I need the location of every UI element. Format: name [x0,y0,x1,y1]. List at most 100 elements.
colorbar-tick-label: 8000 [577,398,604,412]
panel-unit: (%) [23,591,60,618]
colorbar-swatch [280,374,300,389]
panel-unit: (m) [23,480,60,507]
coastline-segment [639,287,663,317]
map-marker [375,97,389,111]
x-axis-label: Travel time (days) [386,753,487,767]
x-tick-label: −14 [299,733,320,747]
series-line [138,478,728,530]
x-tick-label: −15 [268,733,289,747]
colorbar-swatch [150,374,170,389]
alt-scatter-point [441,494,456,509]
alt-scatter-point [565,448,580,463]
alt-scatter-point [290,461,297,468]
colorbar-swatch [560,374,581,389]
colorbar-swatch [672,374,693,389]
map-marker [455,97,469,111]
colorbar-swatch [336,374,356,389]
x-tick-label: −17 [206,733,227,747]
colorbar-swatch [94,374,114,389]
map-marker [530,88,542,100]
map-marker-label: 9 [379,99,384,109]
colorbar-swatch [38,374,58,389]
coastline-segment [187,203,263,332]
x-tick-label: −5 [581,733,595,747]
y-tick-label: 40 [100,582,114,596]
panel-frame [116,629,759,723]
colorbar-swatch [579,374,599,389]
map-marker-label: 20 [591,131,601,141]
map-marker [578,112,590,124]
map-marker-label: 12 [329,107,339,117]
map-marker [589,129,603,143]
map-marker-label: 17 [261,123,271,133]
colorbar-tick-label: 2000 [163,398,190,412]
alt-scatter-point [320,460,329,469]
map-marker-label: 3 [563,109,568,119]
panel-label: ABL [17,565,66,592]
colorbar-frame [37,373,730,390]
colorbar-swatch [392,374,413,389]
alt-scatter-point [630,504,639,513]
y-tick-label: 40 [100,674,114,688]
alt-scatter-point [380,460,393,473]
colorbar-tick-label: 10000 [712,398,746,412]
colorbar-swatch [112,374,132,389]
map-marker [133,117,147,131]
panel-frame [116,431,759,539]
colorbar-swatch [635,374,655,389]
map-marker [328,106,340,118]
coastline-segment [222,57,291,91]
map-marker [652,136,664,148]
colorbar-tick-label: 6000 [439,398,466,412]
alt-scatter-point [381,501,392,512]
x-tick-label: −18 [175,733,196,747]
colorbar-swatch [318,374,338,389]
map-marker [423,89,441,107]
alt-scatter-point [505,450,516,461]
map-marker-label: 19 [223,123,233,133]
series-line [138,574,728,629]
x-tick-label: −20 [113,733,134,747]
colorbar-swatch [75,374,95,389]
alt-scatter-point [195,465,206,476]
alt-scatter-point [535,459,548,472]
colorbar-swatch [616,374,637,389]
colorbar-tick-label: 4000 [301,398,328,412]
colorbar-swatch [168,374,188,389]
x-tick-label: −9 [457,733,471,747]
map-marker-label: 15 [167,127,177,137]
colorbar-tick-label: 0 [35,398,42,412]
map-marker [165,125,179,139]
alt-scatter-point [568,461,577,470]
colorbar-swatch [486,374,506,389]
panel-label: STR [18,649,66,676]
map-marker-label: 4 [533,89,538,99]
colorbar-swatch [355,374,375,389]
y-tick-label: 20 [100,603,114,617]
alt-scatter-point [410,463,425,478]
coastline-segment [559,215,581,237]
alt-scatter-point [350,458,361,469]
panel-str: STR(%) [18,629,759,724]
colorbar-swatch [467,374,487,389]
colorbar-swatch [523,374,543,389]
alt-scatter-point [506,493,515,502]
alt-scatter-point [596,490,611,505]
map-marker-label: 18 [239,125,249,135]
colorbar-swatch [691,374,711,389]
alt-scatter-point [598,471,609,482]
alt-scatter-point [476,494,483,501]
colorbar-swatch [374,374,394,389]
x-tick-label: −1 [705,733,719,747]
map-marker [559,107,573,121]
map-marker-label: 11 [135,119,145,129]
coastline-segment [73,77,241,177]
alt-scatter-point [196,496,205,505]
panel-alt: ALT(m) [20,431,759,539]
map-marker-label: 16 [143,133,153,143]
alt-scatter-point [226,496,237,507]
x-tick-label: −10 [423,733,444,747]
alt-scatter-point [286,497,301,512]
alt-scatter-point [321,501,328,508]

· · · · ·

## REQUIRED WORK
Please reproduce all the rows with every "colorbar-swatch" renamed to "color-scale-swatch" and nothing else altered.

## RESPONSE TO THE EXERCISE
I need the location of every UI element. Format: name [x0,y0,x1,y1]. List at most 100 elements.
colorbar-tick-label: 8000 [577,398,604,412]
panel-unit: (%) [23,591,60,618]
color-scale-swatch [280,374,300,389]
panel-unit: (m) [23,480,60,507]
coastline-segment [639,287,663,317]
map-marker [375,97,389,111]
x-axis-label: Travel time (days) [386,753,487,767]
x-tick-label: −14 [299,733,320,747]
series-line [138,478,728,530]
x-tick-label: −15 [268,733,289,747]
color-scale-swatch [150,374,170,389]
alt-scatter-point [441,494,456,509]
alt-scatter-point [565,448,580,463]
alt-scatter-point [290,461,297,468]
color-scale-swatch [560,374,581,389]
color-scale-swatch [672,374,693,389]
map-marker [455,97,469,111]
color-scale-swatch [336,374,356,389]
x-tick-label: −17 [206,733,227,747]
color-scale-swatch [94,374,114,389]
map-marker [530,88,542,100]
map-marker-label: 9 [379,99,384,109]
color-scale-swatch [38,374,58,389]
coastline-segment [187,203,263,332]
x-tick-label: −5 [581,733,595,747]
y-tick-label: 40 [100,582,114,596]
panel-frame [116,629,759,723]
color-scale-swatch [579,374,599,389]
map-marker-label: 20 [591,131,601,141]
map-marker [578,112,590,124]
map-marker-label: 12 [329,107,339,117]
map-marker [589,129,603,143]
map-marker-label: 17 [261,123,271,133]
colorbar-tick-label: 2000 [163,398,190,412]
alt-scatter-point [320,460,329,469]
map-marker-label: 3 [563,109,568,119]
panel-label: ABL [17,565,66,592]
colorbar-frame [37,373,730,390]
color-scale-swatch [392,374,413,389]
alt-scatter-point [630,504,639,513]
y-tick-label: 40 [100,674,114,688]
alt-scatter-point [380,460,393,473]
colorbar-tick-label: 10000 [712,398,746,412]
color-scale-swatch [112,374,132,389]
map-marker [133,117,147,131]
panel-frame [116,431,759,539]
color-scale-swatch [635,374,655,389]
map-marker [328,106,340,118]
coastline-segment [222,57,291,91]
map-marker [652,136,664,148]
colorbar-tick-label: 6000 [439,398,466,412]
alt-scatter-point [381,501,392,512]
x-tick-label: −18 [175,733,196,747]
color-scale-swatch [318,374,338,389]
map-marker [423,89,441,107]
alt-scatter-point [505,450,516,461]
map-marker-label: 19 [223,123,233,133]
series-line [138,574,728,629]
x-tick-label: −20 [113,733,134,747]
color-scale-swatch [75,374,95,389]
alt-scatter-point [195,465,206,476]
alt-scatter-point [535,459,548,472]
color-scale-swatch [616,374,637,389]
colorbar-tick-label: 4000 [301,398,328,412]
color-scale-swatch [168,374,188,389]
x-tick-label: −9 [457,733,471,747]
map-marker-label: 15 [167,127,177,137]
colorbar-tick-label: 0 [35,398,42,412]
map-marker [165,125,179,139]
alt-scatter-point [568,461,577,470]
color-scale-swatch [486,374,506,389]
panel-label: STR [18,649,66,676]
map-marker-label: 4 [533,89,538,99]
color-scale-swatch [355,374,375,389]
y-tick-label: 20 [100,603,114,617]
alt-scatter-point [410,463,425,478]
coastline-segment [559,215,581,237]
alt-scatter-point [350,458,361,469]
panel-str: STR(%) [18,629,759,724]
color-scale-swatch [467,374,487,389]
color-scale-swatch [523,374,543,389]
alt-scatter-point [506,493,515,502]
alt-scatter-point [596,490,611,505]
map-marker-label: 18 [239,125,249,135]
color-scale-swatch [691,374,711,389]
alt-scatter-point [598,471,609,482]
alt-scatter-point [476,494,483,501]
color-scale-swatch [374,374,394,389]
x-tick-label: −1 [705,733,719,747]
map-marker [559,107,573,121]
map-marker-label: 11 [135,119,145,129]
coastline-segment [73,77,241,177]
alt-scatter-point [196,496,205,505]
panel-alt: ALT(m) [20,431,759,539]
map-marker-label: 16 [143,133,153,143]
alt-scatter-point [226,496,237,507]
x-tick-label: −10 [423,733,444,747]
alt-scatter-point [286,497,301,512]
alt-scatter-point [321,501,328,508]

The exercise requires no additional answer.